▶ **WHAT YOU ARE ASKED TO DO**: Repeat the data verbatim.

--- BEGIN ---

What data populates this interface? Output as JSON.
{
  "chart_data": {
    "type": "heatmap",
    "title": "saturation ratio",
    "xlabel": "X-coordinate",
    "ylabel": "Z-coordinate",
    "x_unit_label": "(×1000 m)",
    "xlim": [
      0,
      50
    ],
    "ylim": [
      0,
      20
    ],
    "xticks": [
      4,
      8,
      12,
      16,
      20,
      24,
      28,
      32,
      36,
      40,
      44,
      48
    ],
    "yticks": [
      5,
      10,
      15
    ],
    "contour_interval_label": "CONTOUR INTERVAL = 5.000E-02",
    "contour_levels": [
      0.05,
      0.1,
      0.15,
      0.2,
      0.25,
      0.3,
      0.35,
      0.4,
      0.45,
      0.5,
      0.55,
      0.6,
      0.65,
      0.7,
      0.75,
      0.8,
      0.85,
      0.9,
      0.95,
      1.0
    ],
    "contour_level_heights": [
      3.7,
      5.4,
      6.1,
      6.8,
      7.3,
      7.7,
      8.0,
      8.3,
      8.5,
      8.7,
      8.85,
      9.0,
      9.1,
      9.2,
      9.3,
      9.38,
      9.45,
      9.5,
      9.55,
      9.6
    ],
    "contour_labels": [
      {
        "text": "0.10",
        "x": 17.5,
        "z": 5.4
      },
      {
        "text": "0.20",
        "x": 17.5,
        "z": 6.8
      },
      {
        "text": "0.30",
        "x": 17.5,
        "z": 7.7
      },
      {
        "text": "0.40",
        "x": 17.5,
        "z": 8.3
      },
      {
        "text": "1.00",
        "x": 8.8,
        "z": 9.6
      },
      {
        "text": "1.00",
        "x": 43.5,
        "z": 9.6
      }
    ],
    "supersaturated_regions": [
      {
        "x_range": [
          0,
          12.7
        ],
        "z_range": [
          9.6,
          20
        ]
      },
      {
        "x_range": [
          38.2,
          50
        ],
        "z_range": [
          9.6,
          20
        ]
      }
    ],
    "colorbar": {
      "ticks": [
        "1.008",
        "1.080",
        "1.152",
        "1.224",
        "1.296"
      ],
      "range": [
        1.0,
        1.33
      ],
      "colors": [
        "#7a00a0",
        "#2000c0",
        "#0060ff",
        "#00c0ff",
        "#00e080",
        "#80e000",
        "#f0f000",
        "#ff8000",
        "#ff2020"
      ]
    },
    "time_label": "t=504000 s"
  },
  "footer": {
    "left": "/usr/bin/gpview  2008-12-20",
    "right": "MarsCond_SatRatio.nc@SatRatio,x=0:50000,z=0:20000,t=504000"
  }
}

--- END ---

▶ **EXERCISE SOLUTION**:
What data populates this interface? Output as JSON.
{
  "chart_data": {
    "type": "heatmap",
    "title": "saturation ratio",
    "xlabel": "X-coordinate",
    "ylabel": "Z-coordinate",
    "x_unit_label": "(×1000 m)",
    "xlim": [
      0,
      50
    ],
    "ylim": [
      0,
      20
    ],
    "xticks": [
      4,
      8,
      12,
      16,
      20,
      24,
      28,
      32,
      36,
      40,
      44,
      48
    ],
    "yticks": [
      5,
      10,
      15
    ],
    "contour_interval_label": "CONTOUR INTERVAL = 5.000E-02",
    "contour_levels": [
      0.05,
      0.1,
      0.15,
      0.2,
      0.25,
      0.3,
      0.35,
      0.4,
      0.45,
      0.5,
      0.55,
      0.6,
      0.65,
      0.7,
      0.75,
      0.8,
      0.85,
      0.9,
      0.95,
      1.0
    ],
    "contour_level_heights": [
      3.7,
      5.4,
      6.1,
      6.8,
      7.3,
      7.7,
      8.0,
      8.3,
      8.5,
      8.7,
      8.85,
      9.0,
      9.1,
      9.2,
      9.3,
      9.38,
      9.45,
      9.5,
      9.55,
      9.6
    ],
    "contour_labels": [
      {
        "text": "0.10",
        "x": 17.5,
        "z": 5.4
      },
      {
        "text": "0.20",
        "x": 17.5,
        "z": 6.8
      },
      {
        "text": "0.30",
        "x": 17.5,
        "z": 7.7
      },
      {
        "text": "0.40",
        "x": 17.5,
        "z": 8.3
      },
      {
        "text": "1.00",
        "x": 8.8,
        "z": 9.6
      },
      {
        "text": "1.00",
        "x": 43.5,
        "z": 9.6
      }
    ],
    "supersaturated_regions": [
      {
        "x_range": [
          0,
          12.7
        ],
        "z_range": [
          9.6,
          20
        ]
      },
      {
        "x_range": [
          38.2,
          50
        ],
        "z_range": [
          9.6,
          20
        ]
      }
    ],
    "colorbar": {
      "ticks": [
        "1.008",
        "1.080",
        "1.152",
        "1.224",
        "1.296"
      ],
      "range": [
        1.0,
        1.33
      ],
      "colors": [
        "#7a00a0",
        "#2000c0",
        "#0060ff",
        "#00c0ff",
        "#00e080",
        "#80e000",
        "#f0f000",
        "#ff8000",
        "#ff2020"
      ]
    },
    "time_label": "t=504000 s"
  },
  "footer": {
    "left": "/usr/bin/gpview  2008-12-20",
    "right": "MarsCond_SatRatio.nc@SatRatio,x=0:50000,z=0:20000,t=504000"
  }
}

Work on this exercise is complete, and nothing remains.